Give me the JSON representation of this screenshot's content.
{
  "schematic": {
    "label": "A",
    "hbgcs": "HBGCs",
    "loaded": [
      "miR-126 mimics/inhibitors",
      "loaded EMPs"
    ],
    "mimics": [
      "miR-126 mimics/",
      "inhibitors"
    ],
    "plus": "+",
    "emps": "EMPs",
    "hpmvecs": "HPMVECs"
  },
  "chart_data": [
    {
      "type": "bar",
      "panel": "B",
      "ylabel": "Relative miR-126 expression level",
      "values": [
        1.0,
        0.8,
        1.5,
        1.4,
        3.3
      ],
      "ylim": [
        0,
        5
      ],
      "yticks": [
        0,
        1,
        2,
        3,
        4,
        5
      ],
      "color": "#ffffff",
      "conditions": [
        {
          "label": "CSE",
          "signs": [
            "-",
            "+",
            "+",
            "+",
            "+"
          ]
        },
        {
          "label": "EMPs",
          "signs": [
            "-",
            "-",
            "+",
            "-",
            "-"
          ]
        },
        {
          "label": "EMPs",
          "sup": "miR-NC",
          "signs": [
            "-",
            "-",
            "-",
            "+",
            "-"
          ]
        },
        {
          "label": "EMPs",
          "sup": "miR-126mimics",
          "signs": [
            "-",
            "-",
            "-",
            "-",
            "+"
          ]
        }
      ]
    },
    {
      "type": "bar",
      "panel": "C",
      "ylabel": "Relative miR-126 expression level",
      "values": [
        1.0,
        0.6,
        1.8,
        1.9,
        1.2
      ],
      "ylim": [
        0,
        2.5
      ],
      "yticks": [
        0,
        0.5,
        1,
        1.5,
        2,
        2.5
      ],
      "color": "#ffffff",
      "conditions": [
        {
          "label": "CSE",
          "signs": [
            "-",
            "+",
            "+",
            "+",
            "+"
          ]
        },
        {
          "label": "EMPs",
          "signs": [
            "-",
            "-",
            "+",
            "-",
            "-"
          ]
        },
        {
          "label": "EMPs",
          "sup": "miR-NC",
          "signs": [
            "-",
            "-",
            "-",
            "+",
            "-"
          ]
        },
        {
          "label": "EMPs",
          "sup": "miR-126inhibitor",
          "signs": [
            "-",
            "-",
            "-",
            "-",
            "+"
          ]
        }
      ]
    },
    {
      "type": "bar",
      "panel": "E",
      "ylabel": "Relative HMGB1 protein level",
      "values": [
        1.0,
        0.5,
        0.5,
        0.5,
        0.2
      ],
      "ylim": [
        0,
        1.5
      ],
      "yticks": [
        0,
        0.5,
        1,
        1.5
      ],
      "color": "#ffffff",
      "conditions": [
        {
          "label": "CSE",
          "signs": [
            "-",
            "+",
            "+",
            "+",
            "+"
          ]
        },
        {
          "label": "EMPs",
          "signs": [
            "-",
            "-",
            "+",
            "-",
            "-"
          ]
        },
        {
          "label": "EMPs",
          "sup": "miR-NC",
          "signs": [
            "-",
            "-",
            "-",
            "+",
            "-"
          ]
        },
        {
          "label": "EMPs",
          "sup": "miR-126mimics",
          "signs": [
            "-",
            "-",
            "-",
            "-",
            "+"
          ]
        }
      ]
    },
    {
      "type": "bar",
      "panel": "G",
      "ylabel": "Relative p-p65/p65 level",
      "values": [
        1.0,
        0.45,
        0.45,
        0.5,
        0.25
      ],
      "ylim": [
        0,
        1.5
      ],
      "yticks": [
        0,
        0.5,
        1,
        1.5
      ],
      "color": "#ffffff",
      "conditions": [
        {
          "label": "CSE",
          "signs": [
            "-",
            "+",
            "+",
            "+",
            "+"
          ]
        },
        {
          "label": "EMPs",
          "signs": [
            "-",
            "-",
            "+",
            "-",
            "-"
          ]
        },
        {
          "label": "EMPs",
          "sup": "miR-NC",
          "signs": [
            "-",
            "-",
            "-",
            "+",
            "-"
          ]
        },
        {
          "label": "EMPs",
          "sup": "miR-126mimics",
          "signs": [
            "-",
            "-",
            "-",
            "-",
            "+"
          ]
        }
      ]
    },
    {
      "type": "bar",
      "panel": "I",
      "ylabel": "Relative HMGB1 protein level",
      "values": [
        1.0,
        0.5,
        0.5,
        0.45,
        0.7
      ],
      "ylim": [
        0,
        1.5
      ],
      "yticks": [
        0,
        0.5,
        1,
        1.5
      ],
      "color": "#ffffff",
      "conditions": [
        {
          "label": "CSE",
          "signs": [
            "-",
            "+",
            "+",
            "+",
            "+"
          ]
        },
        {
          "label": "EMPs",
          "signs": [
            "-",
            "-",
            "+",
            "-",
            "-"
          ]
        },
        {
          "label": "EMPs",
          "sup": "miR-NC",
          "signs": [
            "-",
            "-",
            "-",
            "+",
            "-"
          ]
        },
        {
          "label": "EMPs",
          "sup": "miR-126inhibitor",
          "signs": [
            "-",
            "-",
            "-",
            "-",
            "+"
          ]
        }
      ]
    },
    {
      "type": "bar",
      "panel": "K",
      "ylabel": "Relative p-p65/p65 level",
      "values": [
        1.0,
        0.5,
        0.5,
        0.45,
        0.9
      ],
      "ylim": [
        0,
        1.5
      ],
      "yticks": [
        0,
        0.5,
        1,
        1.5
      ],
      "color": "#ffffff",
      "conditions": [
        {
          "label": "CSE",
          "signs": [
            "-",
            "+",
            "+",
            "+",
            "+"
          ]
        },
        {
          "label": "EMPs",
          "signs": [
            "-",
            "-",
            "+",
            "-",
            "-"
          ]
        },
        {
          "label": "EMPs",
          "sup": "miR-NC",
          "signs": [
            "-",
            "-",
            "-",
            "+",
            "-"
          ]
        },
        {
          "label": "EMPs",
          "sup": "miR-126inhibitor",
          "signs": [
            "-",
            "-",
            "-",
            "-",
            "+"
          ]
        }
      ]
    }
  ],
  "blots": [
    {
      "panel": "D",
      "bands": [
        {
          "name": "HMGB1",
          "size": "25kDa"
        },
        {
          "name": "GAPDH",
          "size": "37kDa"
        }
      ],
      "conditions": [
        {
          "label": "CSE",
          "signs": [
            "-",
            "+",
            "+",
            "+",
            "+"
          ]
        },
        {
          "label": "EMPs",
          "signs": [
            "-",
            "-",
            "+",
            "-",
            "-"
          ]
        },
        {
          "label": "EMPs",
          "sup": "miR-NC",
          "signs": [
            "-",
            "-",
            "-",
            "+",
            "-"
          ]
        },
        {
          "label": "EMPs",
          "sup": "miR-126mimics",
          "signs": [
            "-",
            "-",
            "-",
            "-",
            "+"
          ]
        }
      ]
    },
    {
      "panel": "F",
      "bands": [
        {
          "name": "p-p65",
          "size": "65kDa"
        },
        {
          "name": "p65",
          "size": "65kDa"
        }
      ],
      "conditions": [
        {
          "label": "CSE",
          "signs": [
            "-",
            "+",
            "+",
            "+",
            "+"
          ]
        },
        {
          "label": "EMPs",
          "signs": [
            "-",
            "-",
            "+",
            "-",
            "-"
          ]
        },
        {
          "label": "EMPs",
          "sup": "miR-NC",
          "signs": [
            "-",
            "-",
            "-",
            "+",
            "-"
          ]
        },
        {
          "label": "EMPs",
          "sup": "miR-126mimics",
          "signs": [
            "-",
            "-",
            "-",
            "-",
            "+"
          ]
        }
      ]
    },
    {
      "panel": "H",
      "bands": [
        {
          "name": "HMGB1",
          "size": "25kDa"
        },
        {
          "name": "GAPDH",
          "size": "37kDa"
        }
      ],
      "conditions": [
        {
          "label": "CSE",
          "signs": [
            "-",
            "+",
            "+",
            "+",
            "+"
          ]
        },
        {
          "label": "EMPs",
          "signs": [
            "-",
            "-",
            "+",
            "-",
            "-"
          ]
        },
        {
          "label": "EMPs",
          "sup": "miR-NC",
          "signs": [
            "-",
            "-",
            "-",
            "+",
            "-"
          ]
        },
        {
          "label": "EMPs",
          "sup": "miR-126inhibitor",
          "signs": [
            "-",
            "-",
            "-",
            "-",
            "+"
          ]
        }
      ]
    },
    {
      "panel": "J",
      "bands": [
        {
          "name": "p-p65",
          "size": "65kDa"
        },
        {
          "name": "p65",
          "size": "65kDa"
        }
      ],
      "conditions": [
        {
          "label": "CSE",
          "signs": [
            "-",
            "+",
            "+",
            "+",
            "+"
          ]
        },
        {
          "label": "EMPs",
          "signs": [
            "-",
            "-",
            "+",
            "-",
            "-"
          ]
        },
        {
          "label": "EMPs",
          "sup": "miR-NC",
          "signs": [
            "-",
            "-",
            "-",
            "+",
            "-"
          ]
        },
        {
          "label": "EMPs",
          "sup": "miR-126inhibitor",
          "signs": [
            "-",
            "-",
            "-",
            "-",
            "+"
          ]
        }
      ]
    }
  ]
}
==*==
DIRECTIONS: Find and copy each line of the material that holds the word "panel".

TASK RESULT:
      "panel": "B",
      "panel": "C",
      "panel": "E",
      "panel": "G",
      "panel": "I",
      "panel": "K",
      "panel": "D",
      "panel": "F",
      "panel": "H",
      "panel": "J",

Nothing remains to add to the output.